| The request |
Find every line of the listing below where "type" appears, and copy it.

| Dataset extract |
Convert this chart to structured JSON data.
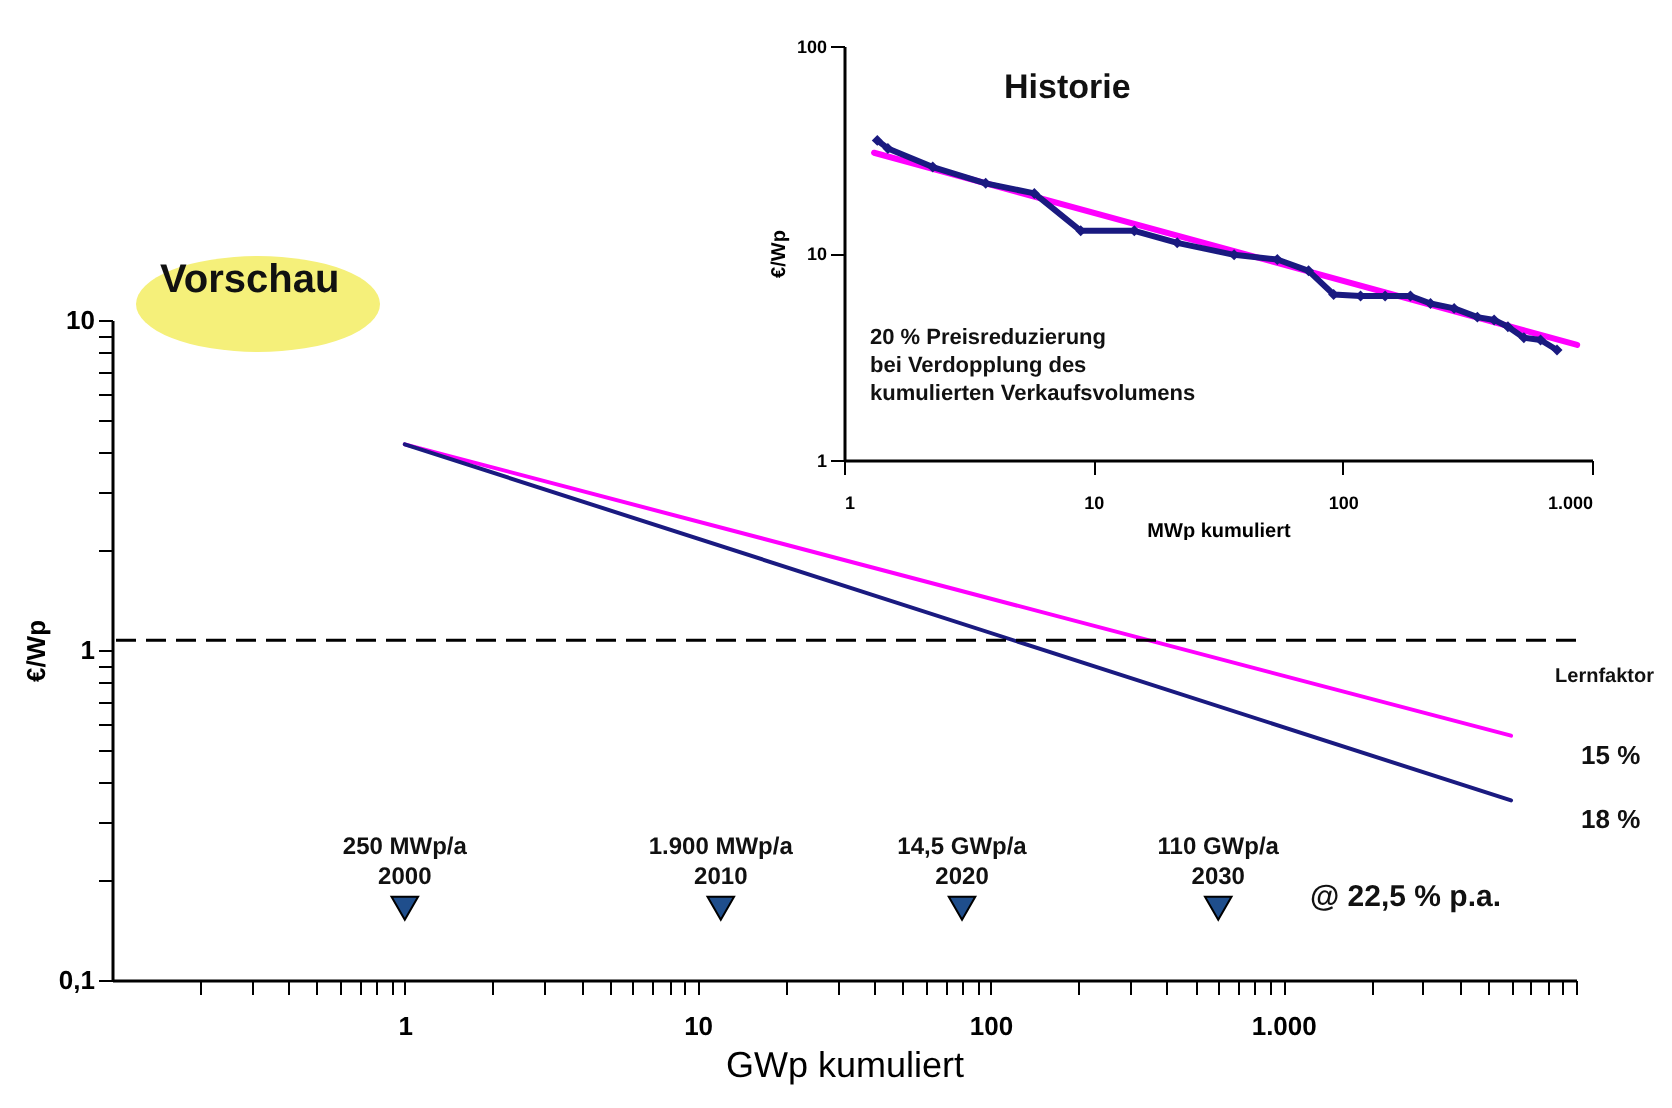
{
  "chart_data": [
    {
      "type": "line",
      "title": "Vorschau",
      "xlabel": "GWp kumuliert",
      "ylabel": "€/Wp",
      "legend_title": "Lernfaktor",
      "log": "xy",
      "xlim": [
        0.1,
        10000
      ],
      "ylim": [
        0.1,
        10
      ],
      "xticks": [
        {
          "value": 0.2,
          "label": null
        },
        {
          "value": 0.3,
          "label": null
        },
        {
          "value": 0.4,
          "label": null
        },
        {
          "value": 0.5,
          "label": null
        },
        {
          "value": 0.6,
          "label": null
        },
        {
          "value": 0.7,
          "label": null
        },
        {
          "value": 0.8,
          "label": null
        },
        {
          "value": 0.9,
          "label": null
        },
        1,
        {
          "value": 2,
          "label": null
        },
        {
          "value": 3,
          "label": null
        },
        {
          "value": 4,
          "label": null
        },
        {
          "value": 5,
          "label": null
        },
        {
          "value": 6,
          "label": null
        },
        {
          "value": 7,
          "label": null
        },
        {
          "value": 8,
          "label": null
        },
        {
          "value": 9,
          "label": null
        },
        10,
        {
          "value": 20,
          "label": null
        },
        {
          "value": 30,
          "label": null
        },
        {
          "value": 40,
          "label": null
        },
        {
          "value": 50,
          "label": null
        },
        {
          "value": 60,
          "label": null
        },
        {
          "value": 70,
          "label": null
        },
        {
          "value": 80,
          "label": null
        },
        {
          "value": 90,
          "label": null
        },
        100,
        {
          "value": 200,
          "label": null
        },
        {
          "value": 300,
          "label": null
        },
        {
          "value": 400,
          "label": null
        },
        {
          "value": 500,
          "label": null
        },
        {
          "value": 600,
          "label": null
        },
        {
          "value": 700,
          "label": null
        },
        {
          "value": 800,
          "label": null
        },
        {
          "value": 900,
          "label": null
        },
        {
          "value": 1000,
          "label": "1.000"
        },
        {
          "value": 2000,
          "label": null
        },
        {
          "value": 3000,
          "label": null
        },
        {
          "value": 4000,
          "label": null
        },
        {
          "value": 5000,
          "label": null
        },
        {
          "value": 6000,
          "label": null
        },
        {
          "value": 7000,
          "label": null
        },
        {
          "value": 8000,
          "label": null
        },
        {
          "value": 9000,
          "label": null
        },
        {
          "value": 10000,
          "label": null
        }
      ],
      "yticks": [
        {
          "value": 0.1,
          "label": "0,1"
        },
        {
          "value": 0.2,
          "label": null
        },
        {
          "value": 0.3,
          "label": null
        },
        {
          "value": 0.4,
          "label": null
        },
        {
          "value": 0.5,
          "label": null
        },
        {
          "value": 0.6,
          "label": null
        },
        {
          "value": 0.7,
          "label": null
        },
        {
          "value": 0.8,
          "label": null
        },
        {
          "value": 0.9,
          "label": null
        },
        1,
        {
          "value": 2,
          "label": null
        },
        {
          "value": 3,
          "label": null
        },
        {
          "value": 4,
          "label": null
        },
        {
          "value": 5,
          "label": null
        },
        {
          "value": 6,
          "label": null
        },
        {
          "value": 7,
          "label": null
        },
        {
          "value": 8,
          "label": null
        },
        {
          "value": 9,
          "label": null
        },
        10
      ],
      "series": [
        {
          "name": "15 %",
          "color": "#ff00ff",
          "x": [
            1,
            6000
          ],
          "values": [
            4.2,
            0.55
          ]
        },
        {
          "name": "18 %",
          "color": "#1a1a80",
          "x": [
            1,
            6000
          ],
          "values": [
            4.2,
            0.35
          ]
        },
        {
          "type": "scatter",
          "marker": "triangle",
          "color": "#1f4e8c",
          "x": [
            1,
            12,
            80,
            600
          ],
          "values": [
            0.165,
            0.165,
            0.165,
            0.165
          ]
        }
      ],
      "ref_lines": [
        {
          "axis": "y",
          "value": 1.07,
          "color": "#000000",
          "line_style": "dashed"
        }
      ],
      "annotations": [
        {
          "text": "250 MWp/a\n2000",
          "x": 1,
          "y": 0.165
        },
        {
          "text": "1.900 MWp/a\n2010",
          "x": 12,
          "y": 0.165
        },
        {
          "text": "14,5 GWp/a\n2020",
          "x": 80,
          "y": 0.165
        },
        {
          "text": "110 GWp/a\n2030",
          "x": 600,
          "y": 0.165
        },
        "@ 22,5 % p.a."
      ]
    },
    {
      "type": "line",
      "title": "Historie",
      "xlabel": "MWp kumuliert",
      "ylabel": "€/Wp",
      "log": "xy",
      "xlim": [
        1,
        1000
      ],
      "ylim": [
        1,
        100
      ],
      "xticks": [
        1,
        10,
        100,
        {
          "value": 1000,
          "label": "1.000"
        }
      ],
      "yticks": [
        1,
        10,
        100
      ],
      "annotations": [
        "20 % Preisreduzierung\nbei Verdopplung des\nkumulierten Verkaufsvolumens"
      ],
      "series": [
        {
          "color": "#ff00ff",
          "x": [
            1.32,
            872
          ],
          "values": [
            30.5,
            3.6
          ]
        },
        {
          "color": "#1a1a80",
          "marker": "diamond",
          "x": [
            1.36,
            1.5,
            2.27,
            3.7,
            5.8,
            8.9,
            14.6,
            21.7,
            36.7,
            54.7,
            73,
            92,
            118,
            148,
            187,
            225,
            280,
            347,
            405,
            460,
            533,
            622,
            724
          ],
          "values": [
            35,
            32,
            26,
            21.7,
            19.4,
            12.8,
            12.8,
            11.2,
            9.8,
            9.3,
            8.2,
            6.3,
            6.2,
            6.2,
            6.2,
            5.7,
            5.4,
            4.9,
            4.75,
            4.4,
            3.9,
            3.8,
            3.4
          ]
        }
      ]
    }
  ]
}
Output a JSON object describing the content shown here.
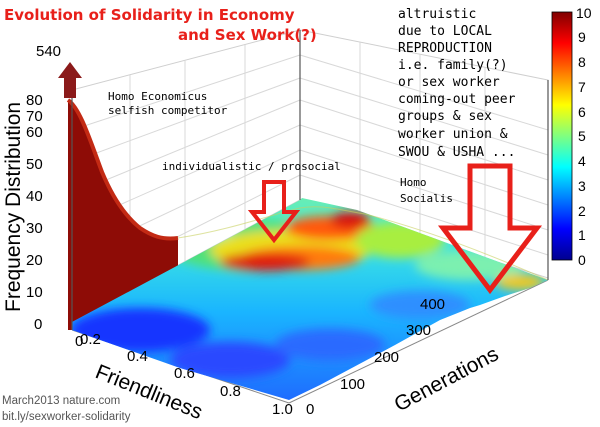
{
  "chart_data": {
    "type": "surface-3d",
    "title_line1": "Evolution of Solidarity in Economy",
    "title_line2": "and Sex Work(?)",
    "xlabel": "Friendliness",
    "ylabel": "Generations",
    "zlabel": "Frequency Distribution",
    "x_ticks": [
      "0.2",
      "0.4",
      "0.6",
      "0.8",
      "1.0"
    ],
    "x_zero": "0",
    "y_ticks": [
      "0",
      "100",
      "200",
      "300",
      "400"
    ],
    "z_ticks": [
      "0",
      "10",
      "20",
      "30",
      "40",
      "50",
      "60",
      "70",
      "80"
    ],
    "z_peak_label": "540",
    "colorbar_ticks": [
      "0",
      "1",
      "2",
      "3",
      "4",
      "5",
      "6",
      "7",
      "8",
      "9",
      "10"
    ],
    "colorbar_range": [
      0,
      10
    ],
    "colormap": "jet",
    "annotations": {
      "left_line1": "Homo Economicus",
      "left_line2": "selfish competitor",
      "middle": "individualistic / prosocial",
      "right_lines": [
        "altruistic",
        "due to LOCAL",
        "REPRODUCTION",
        "i.e. family(?)",
        "or sex worker",
        "coming-out peer",
        "groups & sex",
        "worker union &",
        "SWOU & USHA ..."
      ],
      "right_label_line1": "Homo",
      "right_label_line2": "Socialis"
    },
    "credits": {
      "line1": "March2013 nature.com",
      "line2": "bit.ly/sexworker-solidarity"
    },
    "colors": {
      "title": "#e8201a",
      "arrow_dark": "#8b1a1a",
      "arrow_red": "#e8201a"
    },
    "grid": true
  }
}
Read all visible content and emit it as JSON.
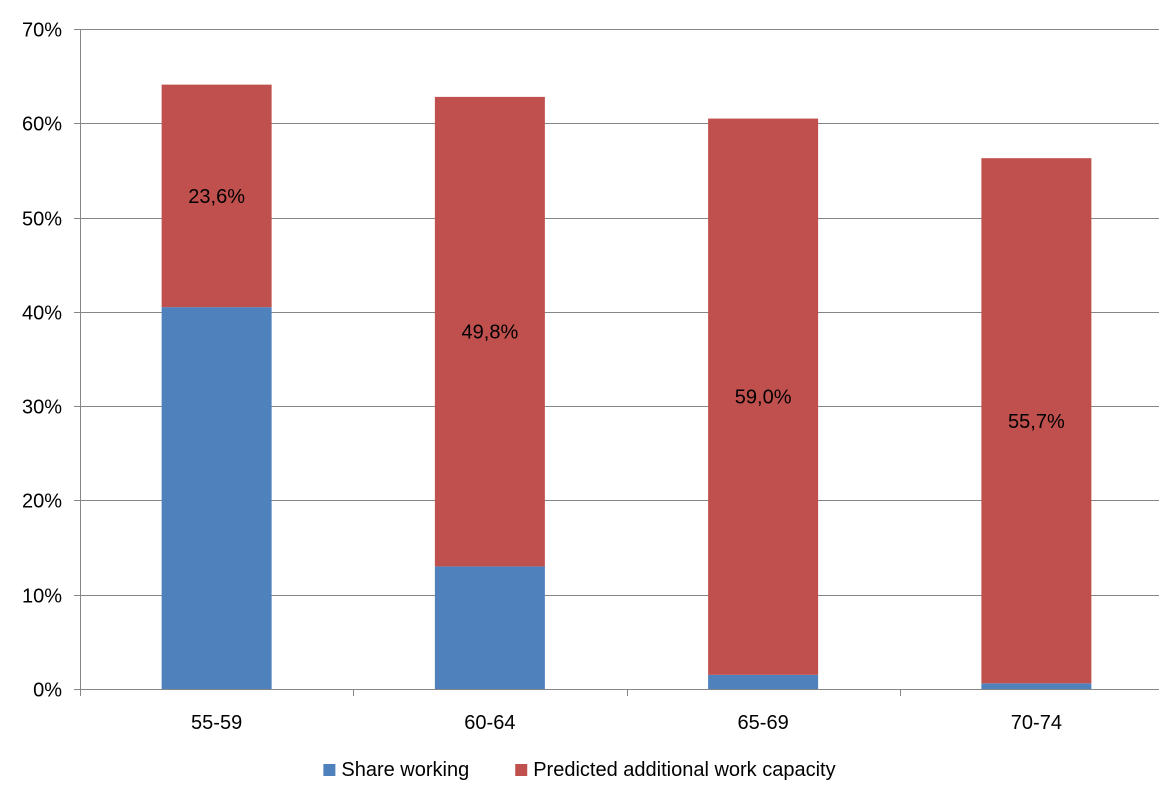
{
  "chart_data": {
    "type": "bar",
    "stacked": true,
    "categories": [
      "55-59",
      "60-64",
      "65-69",
      "70-74"
    ],
    "series": [
      {
        "name": "Share working",
        "color": "#4F81BD",
        "values": [
          40.5,
          13.0,
          1.5,
          0.6
        ]
      },
      {
        "name": "Predicted additional work capacity",
        "color": "#C0504D",
        "values": [
          23.6,
          49.8,
          59.0,
          55.7
        ]
      }
    ],
    "data_labels": [
      "23,6%",
      "49,8%",
      "59,0%",
      "55,7%"
    ],
    "y_ticks": [
      {
        "value": 0,
        "label": "0%"
      },
      {
        "value": 10,
        "label": "10%"
      },
      {
        "value": 20,
        "label": "20%"
      },
      {
        "value": 30,
        "label": "30%"
      },
      {
        "value": 40,
        "label": "40%"
      },
      {
        "value": 50,
        "label": "50%"
      },
      {
        "value": 60,
        "label": "60%"
      },
      {
        "value": 70,
        "label": "70%"
      }
    ],
    "ylim": [
      0,
      70
    ],
    "title": "",
    "xlabel": "",
    "ylabel": "",
    "grid": true,
    "legend_position": "bottom",
    "gridline_color": "#868686",
    "axis_color": "#868686"
  }
}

| The reply |
      "type": "line",
          "type": "scatter",
      "type": "line",
    "type": "surface-3d",
    "type": "bar",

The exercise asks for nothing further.